--- Consegne ---
1. Nel testo sul blocco della pagina Facebook, quale articolo della Costituzione si dichiara di aver sempre difeso?
2. Nel testo sul blocco della pagina Facebook, riscrivi il brano che comincia con "Questo atto non" e prosegue fino a "forza e convinzione.", sostituendo "cittadini" con "elettori".

Parli di Famiglia, Sanità e Welfare e Facebook ti accusa di contenuti che incitano odio. Bloccata la mia pagina istituzionale. Qualche “buontempone” si è divertito a segnalare la mia pagina istituzionale di Facebook, denunciandone i contenuti che inciterebbero all’odio, provocandone il momentaneo blocco e l’impossibilità di comunicare con tutti quei cittadini interessati a seguire la mia attività. Una accusa che respingo nettamente al mittente, o ai mandanti, e che trovo profondamente infamante nei miei confronti.

Nulla di più assurdo e incredibilmente falso, tanto che abbiamo prontamente fatto ricorso affinché possa essere riattivata il prima possibile. In Assemblea Legislativa e in tutte le attività pubbliche e istituzionali, ho sempre difeso l’articolo 3 della Costituzione e ogni libertà e responsabilità di pensiero e azione. L’ho fatto col massimo garbo comunicativo e istituzionale, anche se talvolta con energia. Non è nel mio stile, infatti, manifestare il mio pensiero con invettive becere anche nel confronto su questioni complesse che meritano un linguaggio accurato.

Questo atto vigliacco è l’ennesima dimostrazione dell’avvio di una campagna di odio e prevaricazione ideologica che nulla hanno a che vedere con la dialettica politica, col confronto sui programmi di governo, sui temi da affrontare e sulle piaghe da sanare nella nostra regione. Un clima di scontro fomentato da un sistema che ha esercitato il proprio potere in modo opprimente e penalizzante il merito e che sta portando, anche dopo i fatti di “concorsopoli”, allo scontro ideologico estremista che riteniamo drammatico e di difficile contenimento. Una china pericolosissima fatta di scontri e prevaricazioni che non porteranno beneficio alcuno alla comunità umbra.

Questo atto non intimorisce me né migliaia di cittadini che stanno invocando un cambiamento radicale nella nostra regione.

Se poi Facebook non vuol sentir parlare di temi come la famiglia e la promozione della natalità e della vita, di welfare sostenibile e di una buona sanità pubblica, ne prendiamo atto ma a noi cambia poco. Continueremo a lavorare su questi fronti a testa alta e con rinnovata forza e convinzione.

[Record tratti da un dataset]
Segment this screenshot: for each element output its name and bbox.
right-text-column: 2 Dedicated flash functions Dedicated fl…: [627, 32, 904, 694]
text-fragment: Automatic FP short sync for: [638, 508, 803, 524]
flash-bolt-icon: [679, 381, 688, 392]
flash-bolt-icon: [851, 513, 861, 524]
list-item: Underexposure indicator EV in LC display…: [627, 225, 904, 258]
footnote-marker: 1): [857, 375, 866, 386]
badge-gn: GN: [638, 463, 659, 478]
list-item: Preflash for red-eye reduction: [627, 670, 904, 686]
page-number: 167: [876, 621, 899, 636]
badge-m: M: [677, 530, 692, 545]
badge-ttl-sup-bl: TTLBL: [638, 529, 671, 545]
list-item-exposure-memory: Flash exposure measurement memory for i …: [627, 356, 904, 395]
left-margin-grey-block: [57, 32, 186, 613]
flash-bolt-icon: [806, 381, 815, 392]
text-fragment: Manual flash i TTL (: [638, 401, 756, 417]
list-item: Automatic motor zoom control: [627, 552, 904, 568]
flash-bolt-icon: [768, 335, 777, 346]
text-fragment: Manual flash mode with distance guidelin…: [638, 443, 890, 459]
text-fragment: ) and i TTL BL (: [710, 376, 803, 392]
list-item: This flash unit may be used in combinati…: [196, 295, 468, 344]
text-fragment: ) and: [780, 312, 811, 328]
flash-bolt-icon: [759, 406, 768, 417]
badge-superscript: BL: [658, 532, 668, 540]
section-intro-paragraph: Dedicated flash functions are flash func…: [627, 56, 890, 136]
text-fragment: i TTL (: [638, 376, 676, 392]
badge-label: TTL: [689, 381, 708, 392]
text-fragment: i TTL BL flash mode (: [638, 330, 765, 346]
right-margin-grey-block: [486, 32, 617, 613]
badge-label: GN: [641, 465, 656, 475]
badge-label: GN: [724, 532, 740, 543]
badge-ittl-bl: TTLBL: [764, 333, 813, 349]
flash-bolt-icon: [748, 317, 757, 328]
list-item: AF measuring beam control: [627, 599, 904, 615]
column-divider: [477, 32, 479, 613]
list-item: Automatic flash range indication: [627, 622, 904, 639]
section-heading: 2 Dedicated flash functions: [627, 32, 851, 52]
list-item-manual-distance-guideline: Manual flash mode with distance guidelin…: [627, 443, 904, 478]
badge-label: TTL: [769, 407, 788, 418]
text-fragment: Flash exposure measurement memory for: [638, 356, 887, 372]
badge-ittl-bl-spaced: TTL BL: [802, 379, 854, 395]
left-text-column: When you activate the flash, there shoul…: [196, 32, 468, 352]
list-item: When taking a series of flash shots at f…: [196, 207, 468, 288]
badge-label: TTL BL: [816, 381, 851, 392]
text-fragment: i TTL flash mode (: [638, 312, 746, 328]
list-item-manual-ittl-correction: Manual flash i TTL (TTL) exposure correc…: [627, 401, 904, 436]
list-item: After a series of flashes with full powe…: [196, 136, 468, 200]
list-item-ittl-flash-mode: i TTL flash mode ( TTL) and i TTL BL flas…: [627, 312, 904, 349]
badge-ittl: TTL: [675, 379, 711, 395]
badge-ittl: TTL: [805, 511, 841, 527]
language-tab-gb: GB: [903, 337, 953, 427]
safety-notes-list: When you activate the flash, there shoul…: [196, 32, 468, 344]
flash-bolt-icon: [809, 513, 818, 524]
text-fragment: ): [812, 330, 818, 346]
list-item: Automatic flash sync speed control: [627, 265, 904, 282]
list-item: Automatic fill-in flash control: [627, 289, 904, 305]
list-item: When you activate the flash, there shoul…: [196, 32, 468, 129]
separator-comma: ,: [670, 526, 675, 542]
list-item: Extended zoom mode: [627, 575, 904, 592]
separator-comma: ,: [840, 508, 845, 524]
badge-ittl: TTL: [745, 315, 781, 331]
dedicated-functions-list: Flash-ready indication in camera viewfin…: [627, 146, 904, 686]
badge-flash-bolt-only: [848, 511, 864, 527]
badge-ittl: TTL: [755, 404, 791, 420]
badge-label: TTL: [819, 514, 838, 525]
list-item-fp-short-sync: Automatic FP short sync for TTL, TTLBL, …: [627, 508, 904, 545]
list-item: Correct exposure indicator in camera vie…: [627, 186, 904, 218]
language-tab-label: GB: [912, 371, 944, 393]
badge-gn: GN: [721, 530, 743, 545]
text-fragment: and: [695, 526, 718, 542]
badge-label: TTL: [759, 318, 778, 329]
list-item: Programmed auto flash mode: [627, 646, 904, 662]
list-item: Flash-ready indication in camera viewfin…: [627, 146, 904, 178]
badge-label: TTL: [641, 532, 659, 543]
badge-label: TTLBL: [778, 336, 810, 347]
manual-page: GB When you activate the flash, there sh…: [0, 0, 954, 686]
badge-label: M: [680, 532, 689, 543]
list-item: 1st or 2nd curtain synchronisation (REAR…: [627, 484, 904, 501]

--- Soluzioni ---
1. L'articolo 3 della Costituzione.

2.
Questo atto non intimorisce me né migliaia di elettori che stanno invocando un cambiamento radicale nella nostra regione.

Se poi Facebook non vuol sentir parlare di temi come la famiglia e la promozione della natalità e della vita, di welfare sostenibile e di una buona sanità pubblica, ne prendiamo atto ma a noi cambia poco. Continueremo a lavorare su questi fronti a testa alta e con rinnovata forza e convinzione.